- **TASK**: Work through the data below and give the number of lines holding "true", nothing more.

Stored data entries

+++

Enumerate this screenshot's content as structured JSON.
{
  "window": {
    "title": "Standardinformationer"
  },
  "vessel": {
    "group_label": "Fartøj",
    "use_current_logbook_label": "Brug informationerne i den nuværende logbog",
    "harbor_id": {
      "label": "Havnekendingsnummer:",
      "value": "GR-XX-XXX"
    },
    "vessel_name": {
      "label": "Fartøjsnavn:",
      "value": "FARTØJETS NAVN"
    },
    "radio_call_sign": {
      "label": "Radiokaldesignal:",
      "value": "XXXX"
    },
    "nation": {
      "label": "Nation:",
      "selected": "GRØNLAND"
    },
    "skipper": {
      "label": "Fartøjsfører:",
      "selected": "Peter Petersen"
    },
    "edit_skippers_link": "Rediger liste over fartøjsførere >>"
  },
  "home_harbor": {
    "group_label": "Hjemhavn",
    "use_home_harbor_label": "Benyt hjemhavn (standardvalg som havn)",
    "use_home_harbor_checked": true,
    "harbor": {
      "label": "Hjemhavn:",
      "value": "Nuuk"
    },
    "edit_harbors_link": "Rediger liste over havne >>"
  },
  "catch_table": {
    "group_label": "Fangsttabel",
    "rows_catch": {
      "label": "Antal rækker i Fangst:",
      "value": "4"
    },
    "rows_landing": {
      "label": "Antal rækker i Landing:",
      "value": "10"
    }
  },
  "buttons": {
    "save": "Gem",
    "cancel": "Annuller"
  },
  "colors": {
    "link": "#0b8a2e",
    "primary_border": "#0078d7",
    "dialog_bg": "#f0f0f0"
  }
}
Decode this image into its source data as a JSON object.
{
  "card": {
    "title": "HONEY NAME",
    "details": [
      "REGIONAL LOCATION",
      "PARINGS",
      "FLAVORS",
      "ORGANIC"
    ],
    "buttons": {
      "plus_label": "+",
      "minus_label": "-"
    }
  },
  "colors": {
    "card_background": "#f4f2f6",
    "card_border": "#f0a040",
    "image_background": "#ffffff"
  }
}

+++

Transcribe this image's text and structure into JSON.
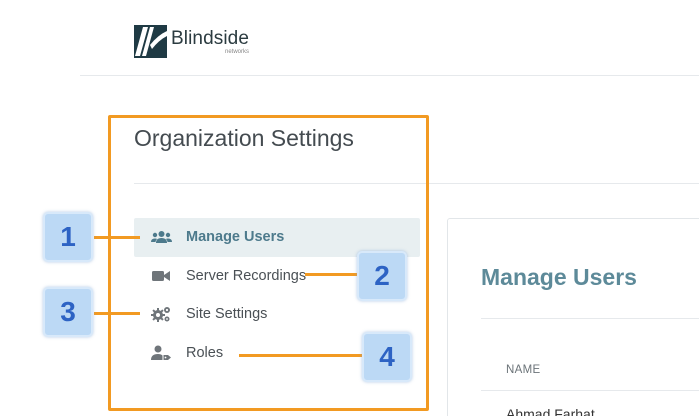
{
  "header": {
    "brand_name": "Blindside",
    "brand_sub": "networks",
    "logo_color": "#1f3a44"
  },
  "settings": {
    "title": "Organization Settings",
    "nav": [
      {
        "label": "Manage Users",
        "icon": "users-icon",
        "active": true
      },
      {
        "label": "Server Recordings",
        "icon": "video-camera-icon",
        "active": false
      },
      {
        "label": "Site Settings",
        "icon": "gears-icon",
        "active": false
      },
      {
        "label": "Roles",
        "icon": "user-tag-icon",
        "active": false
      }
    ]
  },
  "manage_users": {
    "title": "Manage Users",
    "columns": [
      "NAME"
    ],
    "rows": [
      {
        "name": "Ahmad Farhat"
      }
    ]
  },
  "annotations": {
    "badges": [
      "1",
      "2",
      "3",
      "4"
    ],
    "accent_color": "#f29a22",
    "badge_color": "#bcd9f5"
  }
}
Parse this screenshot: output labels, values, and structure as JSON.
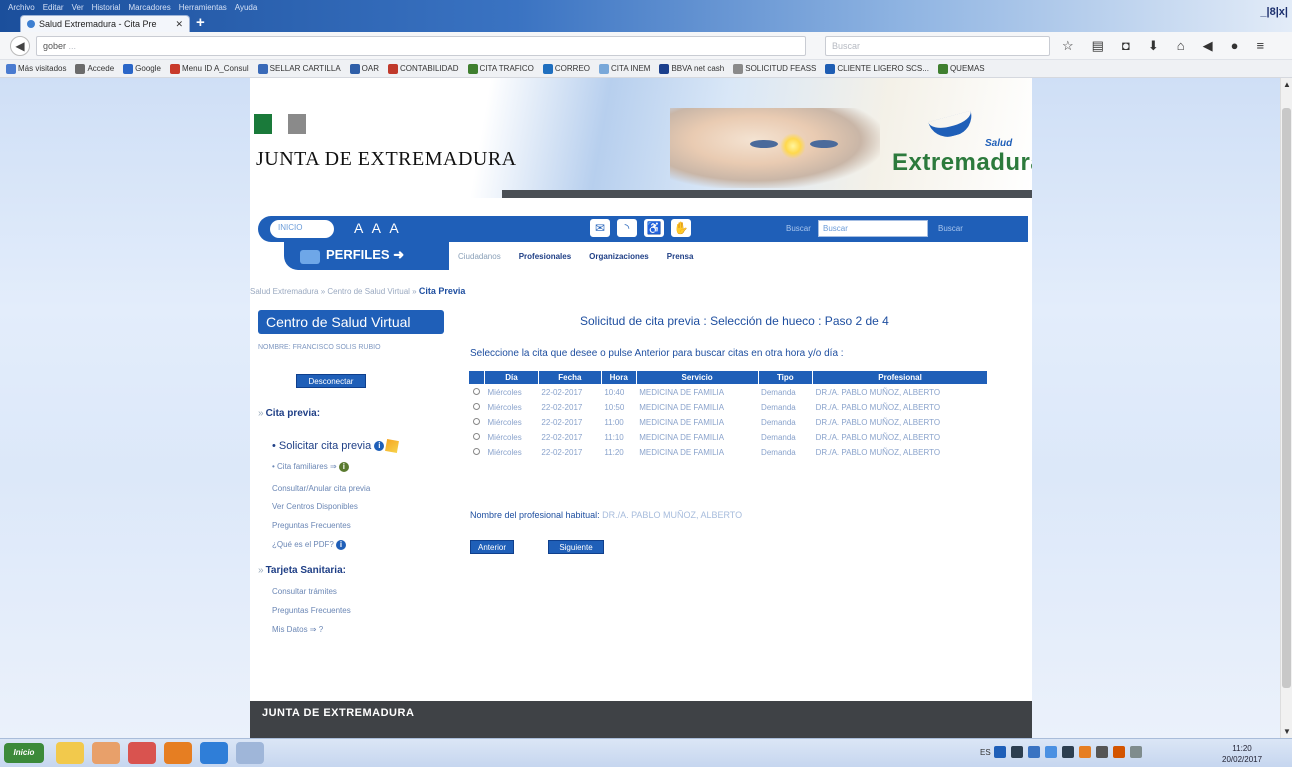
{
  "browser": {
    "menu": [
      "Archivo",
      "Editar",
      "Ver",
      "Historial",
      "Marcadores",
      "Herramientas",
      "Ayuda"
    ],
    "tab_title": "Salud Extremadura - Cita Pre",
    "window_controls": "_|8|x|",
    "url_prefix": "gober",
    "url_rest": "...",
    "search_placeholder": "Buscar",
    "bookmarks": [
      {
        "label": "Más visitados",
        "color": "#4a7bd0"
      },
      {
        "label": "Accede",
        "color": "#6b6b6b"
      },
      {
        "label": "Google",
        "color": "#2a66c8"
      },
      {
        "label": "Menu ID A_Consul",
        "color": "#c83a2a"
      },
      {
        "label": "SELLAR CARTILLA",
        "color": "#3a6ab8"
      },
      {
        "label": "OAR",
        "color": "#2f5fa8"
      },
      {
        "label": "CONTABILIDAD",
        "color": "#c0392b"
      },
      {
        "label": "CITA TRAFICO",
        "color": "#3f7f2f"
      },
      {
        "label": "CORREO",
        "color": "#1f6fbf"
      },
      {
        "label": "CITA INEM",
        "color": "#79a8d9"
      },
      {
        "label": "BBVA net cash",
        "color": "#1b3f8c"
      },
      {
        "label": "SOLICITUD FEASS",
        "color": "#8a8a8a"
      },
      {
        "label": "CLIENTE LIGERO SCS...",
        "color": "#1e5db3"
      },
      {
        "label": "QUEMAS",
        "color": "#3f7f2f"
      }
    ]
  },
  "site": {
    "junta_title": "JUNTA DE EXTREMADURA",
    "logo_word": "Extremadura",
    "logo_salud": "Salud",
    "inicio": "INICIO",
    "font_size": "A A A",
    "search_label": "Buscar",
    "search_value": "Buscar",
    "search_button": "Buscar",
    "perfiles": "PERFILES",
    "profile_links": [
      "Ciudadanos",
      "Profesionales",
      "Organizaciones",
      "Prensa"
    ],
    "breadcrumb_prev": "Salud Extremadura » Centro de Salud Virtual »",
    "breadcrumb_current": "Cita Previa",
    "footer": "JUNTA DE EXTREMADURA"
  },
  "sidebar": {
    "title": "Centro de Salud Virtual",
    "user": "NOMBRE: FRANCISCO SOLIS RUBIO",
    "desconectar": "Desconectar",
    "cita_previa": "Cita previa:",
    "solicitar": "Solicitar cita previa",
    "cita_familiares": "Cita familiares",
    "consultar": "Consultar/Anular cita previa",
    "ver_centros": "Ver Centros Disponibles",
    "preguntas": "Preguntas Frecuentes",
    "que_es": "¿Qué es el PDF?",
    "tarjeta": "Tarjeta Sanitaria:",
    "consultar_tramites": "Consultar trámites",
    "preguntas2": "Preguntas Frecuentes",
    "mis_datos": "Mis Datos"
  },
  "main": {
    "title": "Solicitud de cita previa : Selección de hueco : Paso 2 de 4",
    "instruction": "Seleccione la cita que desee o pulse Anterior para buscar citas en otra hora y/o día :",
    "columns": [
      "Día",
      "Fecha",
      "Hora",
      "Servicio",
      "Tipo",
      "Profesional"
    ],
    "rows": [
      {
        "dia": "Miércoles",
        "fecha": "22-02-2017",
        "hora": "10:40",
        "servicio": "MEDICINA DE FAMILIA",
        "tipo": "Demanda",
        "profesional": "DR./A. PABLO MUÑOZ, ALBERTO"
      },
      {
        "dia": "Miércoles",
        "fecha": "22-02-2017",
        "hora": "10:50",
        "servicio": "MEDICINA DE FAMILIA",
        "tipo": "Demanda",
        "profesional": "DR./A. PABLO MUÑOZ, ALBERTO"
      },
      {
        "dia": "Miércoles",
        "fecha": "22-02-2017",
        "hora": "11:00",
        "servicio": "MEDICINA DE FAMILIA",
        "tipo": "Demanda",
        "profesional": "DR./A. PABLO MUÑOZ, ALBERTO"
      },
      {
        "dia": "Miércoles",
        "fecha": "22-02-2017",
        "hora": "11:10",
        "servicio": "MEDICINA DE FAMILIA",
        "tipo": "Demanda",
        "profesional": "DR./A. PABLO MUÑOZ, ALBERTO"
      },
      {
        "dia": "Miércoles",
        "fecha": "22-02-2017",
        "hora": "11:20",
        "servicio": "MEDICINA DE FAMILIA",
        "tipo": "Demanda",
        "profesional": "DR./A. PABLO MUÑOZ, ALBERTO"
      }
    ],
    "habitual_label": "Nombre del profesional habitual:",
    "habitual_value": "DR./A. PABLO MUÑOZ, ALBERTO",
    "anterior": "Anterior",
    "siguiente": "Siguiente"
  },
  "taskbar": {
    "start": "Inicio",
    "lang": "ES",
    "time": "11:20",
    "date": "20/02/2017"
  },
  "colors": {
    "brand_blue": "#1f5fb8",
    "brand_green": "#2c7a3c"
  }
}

+++

- **TASK ANSWER**: 2